## READING PASSAGE
########
Re: Perform streaming logical transactions by background workers and parallel apply

From: Peter Smith <smithpb2250(at)gmail(dot)com>
To: "wangw(dot)fnst(at)fujitsu(dot)com" <wangw(dot)fnst(at)fujitsu(dot)com>
Cc: Amit Kapila <amit(dot)kapila16(at)gmail(dot)com>, Masahiko Sawada <sawada(dot)mshk(at)gmail(dot)com>, "shiy(dot)fnst(at)fujitsu(dot)com" <shiy(dot)fnst(at)fujitsu(dot)com>, "houzj(dot)fnst(at)fujitsu(dot)com" <houzj(dot)fnst(at)fujitsu(dot)com>, PostgreSQL Hackers <pgsql-hackers(at)lists(dot)postgresql(dot)org>
Subject: Re: Perform streaming logical transactions by background workers and parallel apply
Date: 2022-07-26 09:56:07
Message-ID: CAHut+Ps-GR3v1NQcbVYzRsE_LLQL9F73Tv_A6sFTwry7+MOe7g@mail.gmail.com
Views: Raw Message | Whole Thread | Download mbox | Resend email
Thread:
Lists: pgsql-hackers

Here are some review comment for patch v19-0001:

======

1.1 Missing docs for protocol version

Since you bumped the logical replication protocol version for this
patch, now there is some missing documentation to describe this new
protocol version. e.g. See here [1]

======

1.2 doc/src/sgml/config.sgml

+ <para>
+ Maximum number of apply background workers per subscription. This
+ parameter controls the amount of parallelism of the streaming of
+ in-progress transactions when subscription parameter
+ <literal>streaming = parallel</literal>.
########
## EXERCISE INSTRUCTIONS
Type out the passage of the patch review from "1.2 doc/src/sgml/config.sgml" to "<literal>streaming = parallel</literal>." word for word. Answer using only the patch review above.

## INFORMATION SHOWN
########
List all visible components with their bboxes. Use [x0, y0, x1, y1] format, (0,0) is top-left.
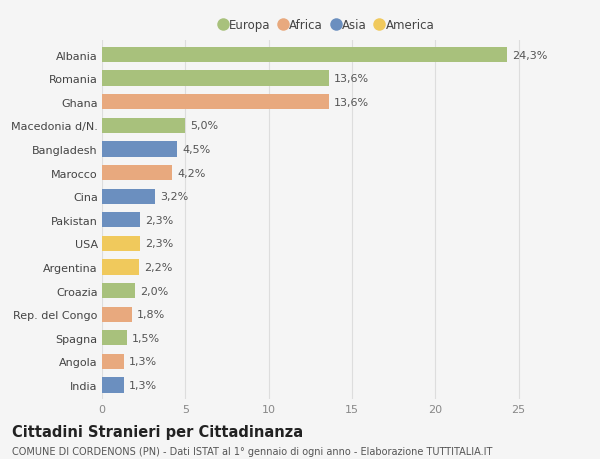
########
## WRITTEN RESPONSE
1.2 doc/src/sgml/config.sgml

+ <para>
+ Maximum number of apply background workers per subscription. This
+ parameter controls the amount of parallelism of the streaming of
+ in-progress transactions when subscription parameter
+ <literal>streaming = parallel</literal>.